**Rows from a figure dataset**
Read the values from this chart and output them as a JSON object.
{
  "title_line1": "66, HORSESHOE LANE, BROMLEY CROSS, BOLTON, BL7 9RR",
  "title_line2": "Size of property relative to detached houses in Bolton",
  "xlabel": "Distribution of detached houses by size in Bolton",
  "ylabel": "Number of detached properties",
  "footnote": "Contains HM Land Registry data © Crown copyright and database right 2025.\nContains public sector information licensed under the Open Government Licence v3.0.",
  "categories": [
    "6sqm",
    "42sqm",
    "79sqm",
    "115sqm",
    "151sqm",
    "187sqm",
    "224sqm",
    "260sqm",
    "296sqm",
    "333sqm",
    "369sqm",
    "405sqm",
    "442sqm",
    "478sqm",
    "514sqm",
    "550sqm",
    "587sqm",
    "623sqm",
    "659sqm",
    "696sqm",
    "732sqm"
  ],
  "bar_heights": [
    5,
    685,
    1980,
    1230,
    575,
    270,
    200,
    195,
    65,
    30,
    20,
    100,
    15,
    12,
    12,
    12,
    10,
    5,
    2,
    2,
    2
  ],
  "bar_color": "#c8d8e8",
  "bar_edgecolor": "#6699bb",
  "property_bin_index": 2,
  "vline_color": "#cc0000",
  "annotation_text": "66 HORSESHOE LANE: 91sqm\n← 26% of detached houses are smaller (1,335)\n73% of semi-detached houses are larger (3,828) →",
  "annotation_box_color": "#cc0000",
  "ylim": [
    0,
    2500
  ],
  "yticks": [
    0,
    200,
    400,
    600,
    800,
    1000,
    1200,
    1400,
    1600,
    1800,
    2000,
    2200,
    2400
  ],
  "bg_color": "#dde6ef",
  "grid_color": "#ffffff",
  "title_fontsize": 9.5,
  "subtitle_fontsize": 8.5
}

**Your goal**
Transcribe every entry exactly, omitting nothing.

**Completed exercise**
Read the values from this chart and output them as a JSON object.
{
  "title_line1": "66, HORSESHOE LANE, BROMLEY CROSS, BOLTON, BL7 9RR",
  "title_line2": "Size of property relative to detached houses in Bolton",
  "xlabel": "Distribution of detached houses by size in Bolton",
  "ylabel": "Number of detached properties",
  "footnote": "Contains HM Land Registry data © Crown copyright and database right 2025.\nContains public sector information licensed under the Open Government Licence v3.0.",
  "categories": [
    "6sqm",
    "42sqm",
    "79sqm",
    "115sqm",
    "151sqm",
    "187sqm",
    "224sqm",
    "260sqm",
    "296sqm",
    "333sqm",
    "369sqm",
    "405sqm",
    "442sqm",
    "478sqm",
    "514sqm",
    "550sqm",
    "587sqm",
    "623sqm",
    "659sqm",
    "696sqm",
    "732sqm"
  ],
  "bar_heights": [
    5,
    685,
    1980,
    1230,
    575,
    270,
    200,
    195,
    65,
    30,
    20,
    100,
    15,
    12,
    12,
    12,
    10,
    5,
    2,
    2,
    2
  ],
  "bar_color": "#c8d8e8",
  "bar_edgecolor": "#6699bb",
  "property_bin_index": 2,
  "vline_color": "#cc0000",
  "annotation_text": "66 HORSESHOE LANE: 91sqm\n← 26% of detached houses are smaller (1,335)\n73% of semi-detached houses are larger (3,828) →",
  "annotation_box_color": "#cc0000",
  "ylim": [
    0,
    2500
  ],
  "yticks": [
    0,
    200,
    400,
    600,
    800,
    1000,
    1200,
    1400,
    1600,
    1800,
    2000,
    2200,
    2400
  ],
  "bg_color": "#dde6ef",
  "grid_color": "#ffffff",
  "title_fontsize": 9.5,
  "subtitle_fontsize": 8.5
}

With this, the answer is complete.